GOAL OF THE EXERCISE -> Check each line of the records below and collect those that include the word "flag".
((
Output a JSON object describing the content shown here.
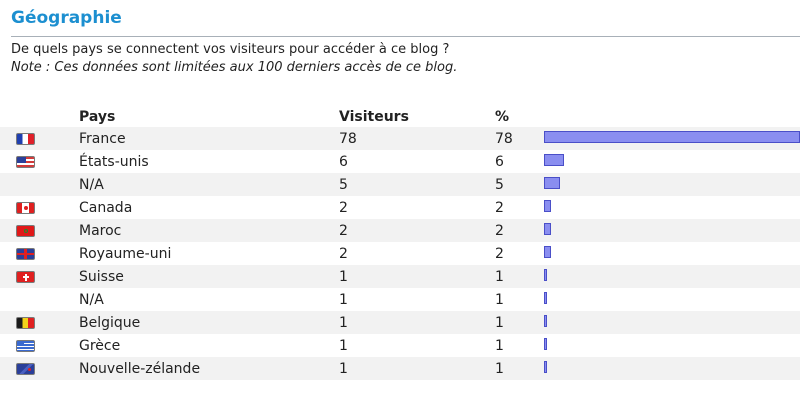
{
  "section": {
    "title": "Géographie",
    "question": "De quels pays se connectent vos visiteurs pour accéder à ce blog ?",
    "note": "Note : Ces données sont limitées aux 100 derniers accès de ce blog."
  },
  "table": {
    "headers": {
      "country": "Pays",
      "visitors": "Visiteurs",
      "percent": "%"
    },
    "rows": [
      {
        "flag": "fr",
        "country": "France",
        "visitors": "78",
        "percent": "78",
        "share": 78
      },
      {
        "flag": "us",
        "country": "États-unis",
        "visitors": "6",
        "percent": "6",
        "share": 6
      },
      {
        "flag": "",
        "country": "N/A",
        "visitors": "5",
        "percent": "5",
        "share": 5
      },
      {
        "flag": "ca",
        "country": "Canada",
        "visitors": "2",
        "percent": "2",
        "share": 2
      },
      {
        "flag": "ma",
        "country": "Maroc",
        "visitors": "2",
        "percent": "2",
        "share": 2
      },
      {
        "flag": "gb",
        "country": "Royaume-uni",
        "visitors": "2",
        "percent": "2",
        "share": 2
      },
      {
        "flag": "ch",
        "country": "Suisse",
        "visitors": "1",
        "percent": "1",
        "share": 1
      },
      {
        "flag": "",
        "country": "N/A",
        "visitors": "1",
        "percent": "1",
        "share": 1
      },
      {
        "flag": "be",
        "country": "Belgique",
        "visitors": "1",
        "percent": "1",
        "share": 1
      },
      {
        "flag": "gr",
        "country": "Grèce",
        "visitors": "1",
        "percent": "1",
        "share": 1
      },
      {
        "flag": "nz",
        "country": "Nouvelle-zélande",
        "visitors": "1",
        "percent": "1",
        "share": 1
      }
    ]
  },
  "colors": {
    "title": "#1c8fd0",
    "bar_fill": "#8a8ef0",
    "bar_border": "#4a4fc8",
    "row_alt": "#f2f2f2"
  }
}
))
RESULT BELOW ->
        "flag": "fr",
        "flag": "us",
        "flag": "",
        "flag": "ca",
        "flag": "ma",
        "flag": "gb",
        "flag": "ch",
        "flag": "",
        "flag": "be",
        "flag": "gr",
        "flag": "nz",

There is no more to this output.